##### Data shown

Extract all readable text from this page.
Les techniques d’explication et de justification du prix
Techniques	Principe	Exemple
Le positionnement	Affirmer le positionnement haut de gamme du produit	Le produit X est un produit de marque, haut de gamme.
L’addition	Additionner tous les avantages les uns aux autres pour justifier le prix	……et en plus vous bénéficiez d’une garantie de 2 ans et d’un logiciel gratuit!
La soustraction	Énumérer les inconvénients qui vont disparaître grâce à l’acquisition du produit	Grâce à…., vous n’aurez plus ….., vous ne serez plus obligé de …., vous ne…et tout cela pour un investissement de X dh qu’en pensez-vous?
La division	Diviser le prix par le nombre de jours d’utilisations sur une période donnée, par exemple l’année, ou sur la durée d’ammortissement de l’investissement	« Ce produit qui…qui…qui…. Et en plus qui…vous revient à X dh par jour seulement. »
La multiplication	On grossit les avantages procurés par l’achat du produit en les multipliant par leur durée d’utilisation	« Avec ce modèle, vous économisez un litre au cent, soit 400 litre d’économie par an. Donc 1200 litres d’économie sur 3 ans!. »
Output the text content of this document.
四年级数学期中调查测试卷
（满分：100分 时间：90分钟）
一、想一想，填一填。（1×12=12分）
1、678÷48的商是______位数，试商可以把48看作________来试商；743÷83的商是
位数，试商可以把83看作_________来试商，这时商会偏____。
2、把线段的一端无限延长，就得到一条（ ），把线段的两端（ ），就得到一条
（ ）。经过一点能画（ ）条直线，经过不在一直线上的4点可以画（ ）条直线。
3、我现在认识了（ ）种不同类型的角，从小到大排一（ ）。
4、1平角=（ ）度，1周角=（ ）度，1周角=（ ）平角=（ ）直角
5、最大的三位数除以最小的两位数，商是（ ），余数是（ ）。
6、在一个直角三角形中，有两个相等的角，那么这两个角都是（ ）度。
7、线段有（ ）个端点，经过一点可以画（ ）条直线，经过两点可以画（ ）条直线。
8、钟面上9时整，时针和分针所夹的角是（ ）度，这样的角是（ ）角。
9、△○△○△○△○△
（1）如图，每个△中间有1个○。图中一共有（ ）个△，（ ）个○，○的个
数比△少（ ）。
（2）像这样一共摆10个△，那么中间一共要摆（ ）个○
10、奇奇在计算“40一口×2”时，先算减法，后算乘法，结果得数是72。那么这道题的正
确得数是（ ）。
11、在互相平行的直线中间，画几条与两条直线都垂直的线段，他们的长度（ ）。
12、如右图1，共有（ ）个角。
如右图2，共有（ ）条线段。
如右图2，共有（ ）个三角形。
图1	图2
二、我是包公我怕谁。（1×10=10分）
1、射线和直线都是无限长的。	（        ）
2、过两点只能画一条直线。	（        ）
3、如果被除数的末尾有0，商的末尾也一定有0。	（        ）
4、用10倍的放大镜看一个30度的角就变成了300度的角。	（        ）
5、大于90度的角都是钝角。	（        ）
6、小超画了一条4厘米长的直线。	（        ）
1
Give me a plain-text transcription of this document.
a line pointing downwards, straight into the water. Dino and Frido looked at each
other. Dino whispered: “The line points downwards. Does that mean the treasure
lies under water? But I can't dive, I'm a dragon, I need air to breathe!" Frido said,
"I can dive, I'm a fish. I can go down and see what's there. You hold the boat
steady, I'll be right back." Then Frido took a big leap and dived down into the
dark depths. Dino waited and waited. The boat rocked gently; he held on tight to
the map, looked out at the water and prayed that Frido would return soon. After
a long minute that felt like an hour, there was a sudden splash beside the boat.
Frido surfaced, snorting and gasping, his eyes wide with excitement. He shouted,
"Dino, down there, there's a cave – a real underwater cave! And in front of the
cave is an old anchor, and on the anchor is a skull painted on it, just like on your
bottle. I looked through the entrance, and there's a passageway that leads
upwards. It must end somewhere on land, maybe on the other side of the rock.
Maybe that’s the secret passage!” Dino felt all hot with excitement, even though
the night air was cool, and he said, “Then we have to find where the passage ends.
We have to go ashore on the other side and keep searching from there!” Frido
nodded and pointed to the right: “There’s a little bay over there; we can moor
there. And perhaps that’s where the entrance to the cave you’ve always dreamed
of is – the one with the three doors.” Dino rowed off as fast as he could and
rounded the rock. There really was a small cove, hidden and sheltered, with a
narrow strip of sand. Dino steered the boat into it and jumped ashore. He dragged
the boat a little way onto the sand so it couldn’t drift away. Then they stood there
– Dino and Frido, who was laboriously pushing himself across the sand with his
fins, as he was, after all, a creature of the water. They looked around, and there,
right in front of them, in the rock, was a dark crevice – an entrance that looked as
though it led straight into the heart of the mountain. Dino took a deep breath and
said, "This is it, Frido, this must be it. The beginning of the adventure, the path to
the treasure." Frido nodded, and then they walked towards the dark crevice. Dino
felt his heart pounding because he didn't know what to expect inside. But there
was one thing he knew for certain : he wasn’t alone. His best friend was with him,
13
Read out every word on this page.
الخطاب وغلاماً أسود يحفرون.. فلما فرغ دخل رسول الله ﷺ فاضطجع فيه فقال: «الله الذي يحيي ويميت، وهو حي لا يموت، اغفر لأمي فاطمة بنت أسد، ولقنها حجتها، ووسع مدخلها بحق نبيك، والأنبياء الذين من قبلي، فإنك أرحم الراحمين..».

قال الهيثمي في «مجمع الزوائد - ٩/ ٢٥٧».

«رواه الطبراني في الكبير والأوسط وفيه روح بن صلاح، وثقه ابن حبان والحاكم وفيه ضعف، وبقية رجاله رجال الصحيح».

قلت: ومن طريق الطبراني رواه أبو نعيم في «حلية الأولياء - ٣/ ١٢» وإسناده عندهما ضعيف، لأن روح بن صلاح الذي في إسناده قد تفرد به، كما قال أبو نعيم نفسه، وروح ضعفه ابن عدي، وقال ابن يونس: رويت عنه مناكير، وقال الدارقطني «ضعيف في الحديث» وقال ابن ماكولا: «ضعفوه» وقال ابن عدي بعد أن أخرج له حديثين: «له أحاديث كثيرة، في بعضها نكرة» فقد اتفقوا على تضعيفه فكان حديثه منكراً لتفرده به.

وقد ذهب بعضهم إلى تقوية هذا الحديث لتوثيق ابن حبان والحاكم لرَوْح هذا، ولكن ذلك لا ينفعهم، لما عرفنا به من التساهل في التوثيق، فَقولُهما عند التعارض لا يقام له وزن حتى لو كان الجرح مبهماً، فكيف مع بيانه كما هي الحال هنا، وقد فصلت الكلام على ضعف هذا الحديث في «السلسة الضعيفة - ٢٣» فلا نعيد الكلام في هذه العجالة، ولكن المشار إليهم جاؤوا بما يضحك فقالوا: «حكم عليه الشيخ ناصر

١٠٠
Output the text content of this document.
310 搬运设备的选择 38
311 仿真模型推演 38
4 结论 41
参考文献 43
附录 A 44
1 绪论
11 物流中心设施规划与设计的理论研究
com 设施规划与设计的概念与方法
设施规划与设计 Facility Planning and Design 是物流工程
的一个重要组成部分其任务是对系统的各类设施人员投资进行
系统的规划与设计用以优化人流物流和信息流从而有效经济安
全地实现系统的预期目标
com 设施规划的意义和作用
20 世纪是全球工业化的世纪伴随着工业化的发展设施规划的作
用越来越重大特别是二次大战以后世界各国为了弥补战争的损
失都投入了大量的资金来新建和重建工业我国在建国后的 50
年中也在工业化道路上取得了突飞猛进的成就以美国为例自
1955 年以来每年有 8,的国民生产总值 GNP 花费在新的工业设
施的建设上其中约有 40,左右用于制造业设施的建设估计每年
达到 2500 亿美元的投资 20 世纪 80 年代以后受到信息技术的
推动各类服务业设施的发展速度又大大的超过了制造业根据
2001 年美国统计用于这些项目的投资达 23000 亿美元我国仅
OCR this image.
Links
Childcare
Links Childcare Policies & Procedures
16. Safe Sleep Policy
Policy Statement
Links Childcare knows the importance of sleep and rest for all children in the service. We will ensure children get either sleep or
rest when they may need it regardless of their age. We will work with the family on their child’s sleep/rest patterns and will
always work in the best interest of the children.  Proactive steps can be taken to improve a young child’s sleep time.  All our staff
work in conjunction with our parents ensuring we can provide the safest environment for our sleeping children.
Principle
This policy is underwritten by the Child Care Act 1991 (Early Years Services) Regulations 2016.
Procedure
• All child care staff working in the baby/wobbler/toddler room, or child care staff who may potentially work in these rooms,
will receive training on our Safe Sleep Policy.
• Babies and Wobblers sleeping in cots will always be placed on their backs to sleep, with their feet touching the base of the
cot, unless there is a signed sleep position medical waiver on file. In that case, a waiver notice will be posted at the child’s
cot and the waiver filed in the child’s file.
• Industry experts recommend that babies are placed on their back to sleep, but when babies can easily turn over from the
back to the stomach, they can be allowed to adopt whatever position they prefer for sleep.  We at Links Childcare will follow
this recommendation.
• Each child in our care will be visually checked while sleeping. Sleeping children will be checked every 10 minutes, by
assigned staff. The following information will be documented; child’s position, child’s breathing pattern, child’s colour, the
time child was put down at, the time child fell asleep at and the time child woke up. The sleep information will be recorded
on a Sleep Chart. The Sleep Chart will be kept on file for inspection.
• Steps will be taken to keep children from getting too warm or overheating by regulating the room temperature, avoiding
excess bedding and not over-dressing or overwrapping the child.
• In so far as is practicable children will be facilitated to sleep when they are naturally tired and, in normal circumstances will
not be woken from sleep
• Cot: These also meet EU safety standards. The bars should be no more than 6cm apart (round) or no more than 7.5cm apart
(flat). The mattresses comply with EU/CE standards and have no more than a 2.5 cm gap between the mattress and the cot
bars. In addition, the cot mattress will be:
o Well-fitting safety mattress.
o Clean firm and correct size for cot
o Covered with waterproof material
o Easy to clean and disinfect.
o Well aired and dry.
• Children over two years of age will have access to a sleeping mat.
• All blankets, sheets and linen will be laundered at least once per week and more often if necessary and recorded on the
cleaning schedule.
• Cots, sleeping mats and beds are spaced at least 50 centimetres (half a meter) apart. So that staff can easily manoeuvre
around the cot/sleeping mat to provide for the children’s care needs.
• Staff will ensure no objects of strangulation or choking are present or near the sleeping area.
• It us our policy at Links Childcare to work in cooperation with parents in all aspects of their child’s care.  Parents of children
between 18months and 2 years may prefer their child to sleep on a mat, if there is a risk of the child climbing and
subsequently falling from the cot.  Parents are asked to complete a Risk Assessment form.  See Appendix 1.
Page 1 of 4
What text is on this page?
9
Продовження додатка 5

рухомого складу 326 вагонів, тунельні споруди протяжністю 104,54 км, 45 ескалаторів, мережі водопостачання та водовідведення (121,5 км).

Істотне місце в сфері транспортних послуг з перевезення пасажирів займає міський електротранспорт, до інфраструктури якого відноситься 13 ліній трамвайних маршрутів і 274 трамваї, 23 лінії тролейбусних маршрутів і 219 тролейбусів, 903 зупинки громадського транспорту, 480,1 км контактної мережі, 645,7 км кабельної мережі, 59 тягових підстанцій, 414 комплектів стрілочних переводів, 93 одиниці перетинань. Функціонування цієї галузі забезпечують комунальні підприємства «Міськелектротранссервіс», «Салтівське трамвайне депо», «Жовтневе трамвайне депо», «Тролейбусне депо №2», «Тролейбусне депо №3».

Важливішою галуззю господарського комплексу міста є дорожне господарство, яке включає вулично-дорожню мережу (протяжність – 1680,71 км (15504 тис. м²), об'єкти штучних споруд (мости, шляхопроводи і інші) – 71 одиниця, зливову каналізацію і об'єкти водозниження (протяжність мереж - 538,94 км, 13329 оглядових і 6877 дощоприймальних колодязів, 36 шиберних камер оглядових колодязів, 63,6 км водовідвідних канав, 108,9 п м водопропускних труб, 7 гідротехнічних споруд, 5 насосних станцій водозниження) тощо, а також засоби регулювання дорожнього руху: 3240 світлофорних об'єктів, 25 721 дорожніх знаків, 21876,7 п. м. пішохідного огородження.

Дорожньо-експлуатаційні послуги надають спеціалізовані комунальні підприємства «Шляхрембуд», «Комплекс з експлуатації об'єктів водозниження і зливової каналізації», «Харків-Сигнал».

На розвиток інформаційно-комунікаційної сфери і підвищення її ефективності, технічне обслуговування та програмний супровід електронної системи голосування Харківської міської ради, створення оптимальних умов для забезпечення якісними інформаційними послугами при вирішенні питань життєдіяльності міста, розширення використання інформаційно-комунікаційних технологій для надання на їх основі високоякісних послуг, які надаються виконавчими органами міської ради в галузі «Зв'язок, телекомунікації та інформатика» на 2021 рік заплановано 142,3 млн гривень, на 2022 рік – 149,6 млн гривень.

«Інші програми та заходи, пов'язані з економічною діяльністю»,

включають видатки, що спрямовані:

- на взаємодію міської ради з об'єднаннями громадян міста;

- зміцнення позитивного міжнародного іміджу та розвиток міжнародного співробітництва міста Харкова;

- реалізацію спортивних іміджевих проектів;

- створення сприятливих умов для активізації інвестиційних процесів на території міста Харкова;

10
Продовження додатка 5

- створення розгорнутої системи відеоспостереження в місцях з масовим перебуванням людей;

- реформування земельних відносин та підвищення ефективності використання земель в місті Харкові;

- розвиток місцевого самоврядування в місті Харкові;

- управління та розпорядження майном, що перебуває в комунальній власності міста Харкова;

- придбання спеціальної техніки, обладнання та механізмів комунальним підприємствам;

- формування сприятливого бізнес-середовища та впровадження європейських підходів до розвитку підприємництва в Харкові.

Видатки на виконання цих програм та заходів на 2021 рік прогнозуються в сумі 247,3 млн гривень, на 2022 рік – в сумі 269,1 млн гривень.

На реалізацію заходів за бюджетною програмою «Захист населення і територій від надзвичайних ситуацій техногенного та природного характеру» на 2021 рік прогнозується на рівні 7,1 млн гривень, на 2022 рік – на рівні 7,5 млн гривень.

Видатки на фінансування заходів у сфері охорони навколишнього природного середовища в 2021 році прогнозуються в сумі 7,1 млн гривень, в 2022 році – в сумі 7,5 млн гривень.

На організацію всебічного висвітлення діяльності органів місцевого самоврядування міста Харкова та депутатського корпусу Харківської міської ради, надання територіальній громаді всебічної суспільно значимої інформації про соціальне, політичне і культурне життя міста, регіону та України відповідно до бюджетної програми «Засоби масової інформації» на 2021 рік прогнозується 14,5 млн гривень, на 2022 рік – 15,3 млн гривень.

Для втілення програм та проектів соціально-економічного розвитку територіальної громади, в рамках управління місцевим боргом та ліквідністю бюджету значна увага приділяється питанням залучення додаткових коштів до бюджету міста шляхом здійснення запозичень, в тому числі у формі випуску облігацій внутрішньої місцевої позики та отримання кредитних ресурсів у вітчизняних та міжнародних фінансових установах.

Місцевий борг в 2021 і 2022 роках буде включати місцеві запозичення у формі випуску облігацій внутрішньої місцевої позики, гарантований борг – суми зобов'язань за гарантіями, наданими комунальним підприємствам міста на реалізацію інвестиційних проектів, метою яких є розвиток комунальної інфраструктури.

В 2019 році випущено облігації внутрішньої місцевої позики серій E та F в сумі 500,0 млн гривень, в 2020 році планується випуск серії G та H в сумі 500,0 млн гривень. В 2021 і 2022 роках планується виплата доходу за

##########

Search the lines above for the string "placed", then show every one that has it.

Full solution:
• Babies and Wobblers sleeping in cots will always be placed on their backs to sleep, with their feet touching the base of the
• Industry experts recommend that babies are placed on their back to sleep, but when babies can easily turn over from the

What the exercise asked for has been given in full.